— Exercise —
Write every record out again exactly, and keep images out of it.

— Excerpted data —
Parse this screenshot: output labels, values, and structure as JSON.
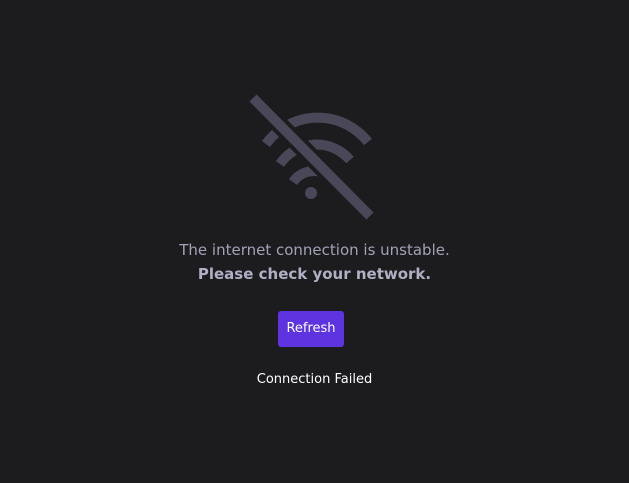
{
  "error_view": {
    "icon": "wifi-off-icon",
    "message_line_1": "The internet connection is unstable.",
    "message_line_2": "Please check your network.",
    "refresh_label": "Refresh",
    "status_text": "Connection Failed"
  },
  "colors": {
    "background": "#1c1c1f",
    "icon": "#4a4858",
    "message_text": "#a2a2b6",
    "button_bg": "#5e33e0",
    "button_text": "#ffffff",
    "status_text": "#ffffff"
  }
}
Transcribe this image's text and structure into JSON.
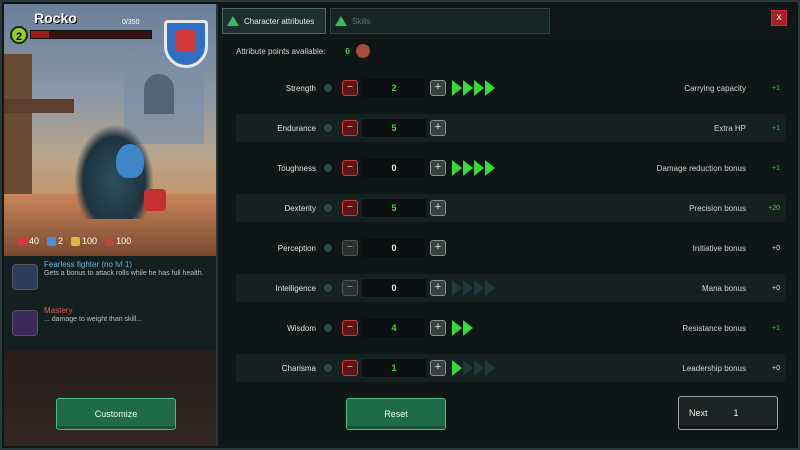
{
  "character": {
    "name": "Rocko",
    "level": "2",
    "xp_text": "0/350",
    "xp_fraction": 0.15,
    "stats": [
      {
        "icon": "heart-icon",
        "value": "40",
        "color": "#d23a3a"
      },
      {
        "icon": "shield-icon",
        "value": "2",
        "color": "#4a8fe0"
      },
      {
        "icon": "star-icon",
        "value": "100",
        "color": "#e0b73a"
      },
      {
        "icon": "sword-icon",
        "value": "100",
        "color": "#b84a3a"
      }
    ]
  },
  "perks": [
    {
      "icon": "perk-fighter-icon",
      "title": "Fearless fighter (no lvl 1)",
      "desc": "Gets a bonus to attack rolls while he has full health."
    },
    {
      "icon": "perk-mask-icon",
      "title": "Mastery",
      "desc": "... damage to weight than skill..."
    }
  ],
  "buttons": {
    "customize": "Customize",
    "reset": "Reset",
    "next": "Next"
  },
  "next_cost": "1",
  "tabs": [
    {
      "label": "Character attributes",
      "active": true
    },
    {
      "label": "Skills",
      "active": false
    }
  ],
  "close_label": "x",
  "points": {
    "label": "Attribute points available:",
    "value": "0"
  },
  "attributes": [
    {
      "label": "Strength",
      "value": "2",
      "minus_active": true,
      "arrows_on": 4,
      "arrows_total": 4,
      "derived_label": "Carrying capacity",
      "derived_value": "+1",
      "derived_green": true
    },
    {
      "label": "Endurance",
      "value": "5",
      "minus_active": true,
      "arrows_on": 0,
      "arrows_total": 0,
      "derived_label": "Extra HP",
      "derived_value": "+1",
      "derived_green": true
    },
    {
      "label": "Toughness",
      "value": "0",
      "minus_active": true,
      "arrows_on": 4,
      "arrows_total": 4,
      "derived_label": "Damage reduction bonus",
      "derived_value": "+1",
      "derived_green": true
    },
    {
      "label": "Dexterity",
      "value": "5",
      "minus_active": true,
      "arrows_on": 0,
      "arrows_total": 0,
      "derived_label": "Precision bonus",
      "derived_value": "+20",
      "derived_green": true
    },
    {
      "label": "Perception",
      "value": "0",
      "minus_active": false,
      "arrows_on": 0,
      "arrows_total": 0,
      "derived_label": "Initiative bonus",
      "derived_value": "+0",
      "derived_green": false
    },
    {
      "label": "Intelligence",
      "value": "0",
      "minus_active": false,
      "arrows_on": 0,
      "arrows_total": 4,
      "derived_label": "Mana bonus",
      "derived_value": "+0",
      "derived_green": false
    },
    {
      "label": "Wisdom",
      "value": "4",
      "minus_active": true,
      "arrows_on": 2,
      "arrows_total": 2,
      "derived_label": "Resistance bonus",
      "derived_value": "+1",
      "derived_green": true
    },
    {
      "label": "Charisma",
      "value": "1",
      "minus_active": true,
      "arrows_on": 1,
      "arrows_total": 4,
      "derived_label": "Leadership bonus",
      "derived_value": "+0",
      "derived_green": false
    }
  ]
}
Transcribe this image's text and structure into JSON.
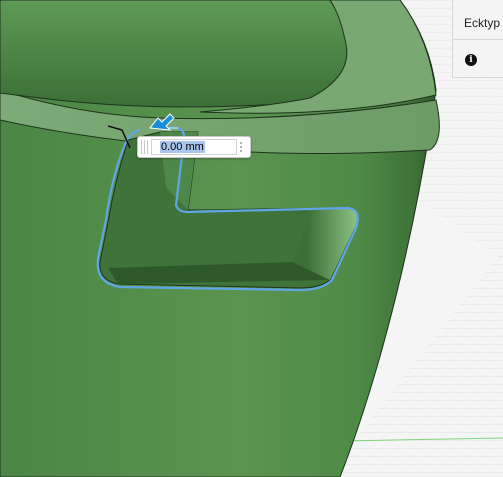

— The output —
Parse this screenshot: output labels, values, and structure as JSON.
{
  "error_view": {
    "icon": "wifi-off-icon",
    "message_line_1": "The internet connection is unstable.",
    "message_line_2": "Please check your network.",
    "refresh_label": "Refresh",
    "status_text": "Connection Failed"
  },
  "colors": {
    "background": "#1c1c1f",
    "icon": "#4a4858",
    "message_text": "#a2a2b6",
    "button_bg": "#5e33e0",
    "button_text": "#ffffff",
    "status_text": "#ffffff"
  }
}
Transcribe this image's text and structure into JSON.
{
  "character": {
    "name": "Rocko",
    "level": "2",
    "xp_text": "0/350",
    "xp_fraction": 0.15,
    "stats": [
      {
        "icon": "heart-icon",
        "value": "40",
        "color": "#d23a3a"
      },
      {
        "icon": "shield-icon",
        "value": "2",
        "color": "#4a8fe0"
      },
      {
        "icon": "star-icon",
        "value": "100",
        "color": "#e0b73a"
      },
      {
        "icon": "sword-icon",
        "value": "100",
        "color": "#b84a3a"
      }
    ]
  },
  "perks": [
    {
      "icon": "perk-fighter-icon",
      "title": "Fearless fighter (no lvl 1)",
      "desc": "Gets a bonus to attack rolls while he has full health."
    },
    {
      "icon": "perk-mask-icon",
      "title": "Mastery",
      "desc": "... damage to weight than skill..."
    }
  ],
  "buttons": {
    "customize": "Customize",
    "reset": "Reset",
    "next": "Next"
  },
  "next_cost": "1",
  "tabs": [
    {
      "label": "Character attributes",
      "active": true
    },
    {
      "label": "Skills",
      "active": false
    }
  ],
  "close_label": "x",
  "points": {
    "label": "Attribute points available:",
    "value": "0"
  },
  "attributes": [
    {
      "label": "Strength",
      "value": "2",
      "minus_active": true,
      "arrows_on": 4,
      "arrows_total": 4,
      "derived_label": "Carrying capacity",
      "derived_value": "+1",
      "derived_green": true
    },
    {
      "label": "Endurance",
      "value": "5",
      "minus_active": true,
      "arrows_on": 0,
      "arrows_total": 0,
      "derived_label": "Extra HP",
      "derived_value": "+1",
      "derived_green": true
    },
    {
      "label": "Toughness",
      "value": "0",
      "minus_active": true,
      "arrows_on": 4,
      "arrows_total": 4,
      "derived_label": "Damage reduction bonus",
      "derived_value": "+1",
      "derived_green": true
    },
    {
      "label": "Dexterity",
      "value": "5",
      "minus_active": true,
      "arrows_on": 0,
      "arrows_total": 0,
      "derived_label": "Precision bonus",
      "derived_value": "+20",
      "derived_green": true
    },
    {
      "label": "Perception",
      "value": "0",
      "minus_active": false,
      "arrows_on": 0,
      "arrows_total": 0,
      "derived_label": "Initiative bonus",
      "derived_value": "+0",
      "derived_green": false
    },
    {
      "label": "Intelligence",
      "value": "0",
      "minus_active": false,
      "arrows_on": 0,
      "arrows_total": 4,
      "derived_label": "Mana bonus",
      "derived_value": "+0",
      "derived_green": false
    },
    {
      "label": "Wisdom",
      "value": "4",
      "minus_active": true,
      "arrows_on": 2,
      "arrows_total": 2,
      "derived_label": "Resistance bonus",
      "derived_value": "+1",
      "derived_green": true
    },
    {
      "label": "Charisma",
      "value": "1",
      "minus_active": true,
      "arrows_on": 1,
      "arrows_total": 4,
      "derived_label": "Leadership bonus",
      "derived_value": "+0",
      "derived_green": false
    }
  ]
}
Transcribe this image's text and structure into JSON.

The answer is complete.